* Provided data *
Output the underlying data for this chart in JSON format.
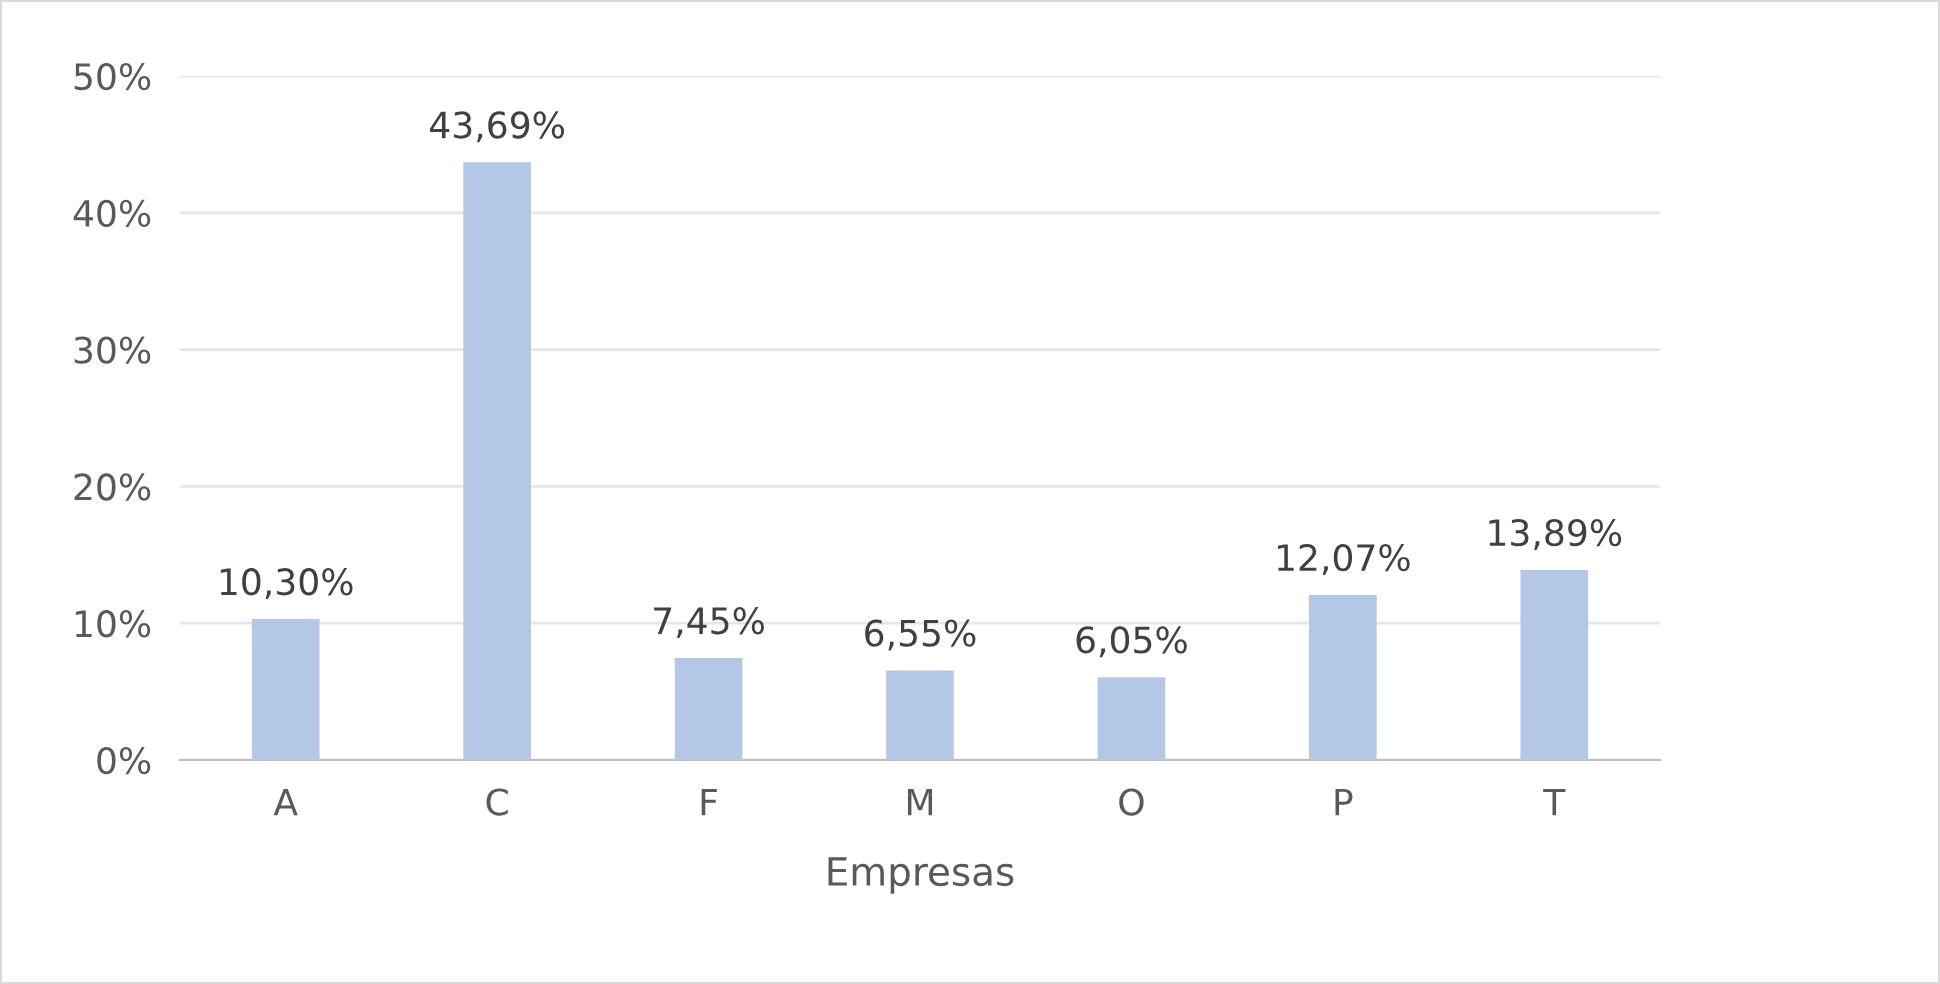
{
  "chart_data": {
    "type": "bar",
    "xlabel": "Empresas",
    "categories": [
      "A",
      "C",
      "F",
      "M",
      "O",
      "P",
      "T"
    ],
    "values": [
      10.3,
      43.69,
      7.45,
      6.55,
      6.05,
      12.07,
      13.89
    ],
    "value_labels": [
      "10,30%",
      "43,69%",
      "7,45%",
      "6,55%",
      "6,05%",
      "12,07%",
      "13,89%"
    ],
    "color": "#b4c7e7",
    "ylim": [
      0,
      50
    ],
    "yticks": [
      {
        "value": 0,
        "label": "0%"
      },
      {
        "value": 10,
        "label": "10%"
      },
      {
        "value": 20,
        "label": "20%"
      },
      {
        "value": 30,
        "label": "30%"
      },
      {
        "value": 40,
        "label": "40%"
      },
      {
        "value": 50,
        "label": "50%"
      }
    ],
    "grid": "y",
    "legend": false
  }
}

* Request *
Drop the pictures and reproduce the rest of the entries above exactly.

* Correct result *
Output the underlying data for this chart in JSON format.
{
  "chart_data": {
    "type": "bar",
    "xlabel": "Empresas",
    "categories": [
      "A",
      "C",
      "F",
      "M",
      "O",
      "P",
      "T"
    ],
    "values": [
      10.3,
      43.69,
      7.45,
      6.55,
      6.05,
      12.07,
      13.89
    ],
    "value_labels": [
      "10,30%",
      "43,69%",
      "7,45%",
      "6,55%",
      "6,05%",
      "12,07%",
      "13,89%"
    ],
    "color": "#b4c7e7",
    "ylim": [
      0,
      50
    ],
    "yticks": [
      {
        "value": 0,
        "label": "0%"
      },
      {
        "value": 10,
        "label": "10%"
      },
      {
        "value": 20,
        "label": "20%"
      },
      {
        "value": 30,
        "label": "30%"
      },
      {
        "value": 40,
        "label": "40%"
      },
      {
        "value": 50,
        "label": "50%"
      }
    ],
    "grid": "y",
    "legend": false
  }
}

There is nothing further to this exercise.